Reproduce the entries word for word, from the start through the line that contains "agreement-row[interactable]: I.개인(신용)정보 제공", with that line included.
-- Begin The data --
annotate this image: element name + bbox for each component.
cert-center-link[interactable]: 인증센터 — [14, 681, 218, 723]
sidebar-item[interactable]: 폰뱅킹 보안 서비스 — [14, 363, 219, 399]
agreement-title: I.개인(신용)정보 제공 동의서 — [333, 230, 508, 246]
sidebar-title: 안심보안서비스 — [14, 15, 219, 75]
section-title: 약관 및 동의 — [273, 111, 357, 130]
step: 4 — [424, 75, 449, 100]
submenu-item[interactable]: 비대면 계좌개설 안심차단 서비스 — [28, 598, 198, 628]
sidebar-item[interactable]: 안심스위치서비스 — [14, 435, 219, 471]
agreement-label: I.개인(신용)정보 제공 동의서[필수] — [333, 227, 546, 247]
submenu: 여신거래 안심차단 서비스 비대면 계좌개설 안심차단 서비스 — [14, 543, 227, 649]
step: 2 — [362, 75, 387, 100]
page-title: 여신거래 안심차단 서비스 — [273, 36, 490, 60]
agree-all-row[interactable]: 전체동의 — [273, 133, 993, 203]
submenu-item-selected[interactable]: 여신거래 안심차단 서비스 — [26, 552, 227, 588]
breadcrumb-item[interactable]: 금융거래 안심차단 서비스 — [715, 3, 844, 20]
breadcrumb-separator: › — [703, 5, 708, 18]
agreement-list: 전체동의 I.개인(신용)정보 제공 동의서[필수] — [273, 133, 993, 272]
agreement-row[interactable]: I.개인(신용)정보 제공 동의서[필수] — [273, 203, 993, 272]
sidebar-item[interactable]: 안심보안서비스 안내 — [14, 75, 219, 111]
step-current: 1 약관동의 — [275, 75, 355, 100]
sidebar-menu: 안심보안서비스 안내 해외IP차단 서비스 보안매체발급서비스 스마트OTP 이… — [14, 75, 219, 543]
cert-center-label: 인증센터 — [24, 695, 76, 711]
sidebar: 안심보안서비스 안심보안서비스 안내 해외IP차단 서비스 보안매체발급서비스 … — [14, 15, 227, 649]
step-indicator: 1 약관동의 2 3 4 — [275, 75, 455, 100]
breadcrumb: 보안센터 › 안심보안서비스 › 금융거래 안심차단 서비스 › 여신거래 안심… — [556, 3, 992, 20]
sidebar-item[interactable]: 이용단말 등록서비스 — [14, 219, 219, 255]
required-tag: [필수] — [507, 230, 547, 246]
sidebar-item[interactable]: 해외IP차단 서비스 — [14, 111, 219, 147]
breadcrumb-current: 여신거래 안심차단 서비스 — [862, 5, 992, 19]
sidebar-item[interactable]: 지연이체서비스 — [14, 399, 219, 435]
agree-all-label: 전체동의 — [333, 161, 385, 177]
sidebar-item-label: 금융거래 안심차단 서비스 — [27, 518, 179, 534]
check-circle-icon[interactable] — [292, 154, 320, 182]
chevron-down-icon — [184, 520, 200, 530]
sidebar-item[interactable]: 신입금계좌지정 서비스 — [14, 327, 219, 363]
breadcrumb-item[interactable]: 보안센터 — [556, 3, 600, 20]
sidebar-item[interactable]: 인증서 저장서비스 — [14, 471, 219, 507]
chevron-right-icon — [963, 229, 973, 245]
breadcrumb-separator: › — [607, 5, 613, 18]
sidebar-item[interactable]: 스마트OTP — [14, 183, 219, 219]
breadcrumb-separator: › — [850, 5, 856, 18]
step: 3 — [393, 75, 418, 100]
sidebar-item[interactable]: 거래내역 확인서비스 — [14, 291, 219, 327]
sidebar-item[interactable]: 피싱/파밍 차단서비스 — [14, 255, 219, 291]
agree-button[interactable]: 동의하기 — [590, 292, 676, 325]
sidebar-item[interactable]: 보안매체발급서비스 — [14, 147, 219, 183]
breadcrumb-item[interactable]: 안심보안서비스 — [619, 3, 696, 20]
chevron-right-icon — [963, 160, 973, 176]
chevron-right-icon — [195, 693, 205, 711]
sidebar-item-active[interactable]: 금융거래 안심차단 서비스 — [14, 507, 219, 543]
-- End The data --
Task response:
annotate this image: element name + bbox for each component.
cert-center-link[interactable]: 인증센터 — [14, 681, 218, 723]
sidebar-item[interactable]: 폰뱅킹 보안 서비스 — [14, 363, 219, 399]
agreement-title: I.개인(신용)정보 제공 동의서 — [333, 230, 508, 246]
sidebar-title: 안심보안서비스 — [14, 15, 219, 75]
section-title: 약관 및 동의 — [273, 111, 357, 130]
step: 4 — [424, 75, 449, 100]
submenu-item[interactable]: 비대면 계좌개설 안심차단 서비스 — [28, 598, 198, 628]
sidebar-item[interactable]: 안심스위치서비스 — [14, 435, 219, 471]
agreement-label: I.개인(신용)정보 제공 동의서[필수] — [333, 227, 546, 247]
submenu: 여신거래 안심차단 서비스 비대면 계좌개설 안심차단 서비스 — [14, 543, 227, 649]
step: 2 — [362, 75, 387, 100]
page-title: 여신거래 안심차단 서비스 — [273, 36, 490, 60]
agree-all-row[interactable]: 전체동의 — [273, 133, 993, 203]
submenu-item-selected[interactable]: 여신거래 안심차단 서비스 — [26, 552, 227, 588]
breadcrumb-item[interactable]: 금융거래 안심차단 서비스 — [715, 3, 844, 20]
breadcrumb-separator: › — [703, 5, 708, 18]
agreement-list: 전체동의 I.개인(신용)정보 제공 동의서[필수] — [273, 133, 993, 272]
agreement-row[interactable]: I.개인(신용)정보 제공 동의서[필수] — [273, 203, 993, 272]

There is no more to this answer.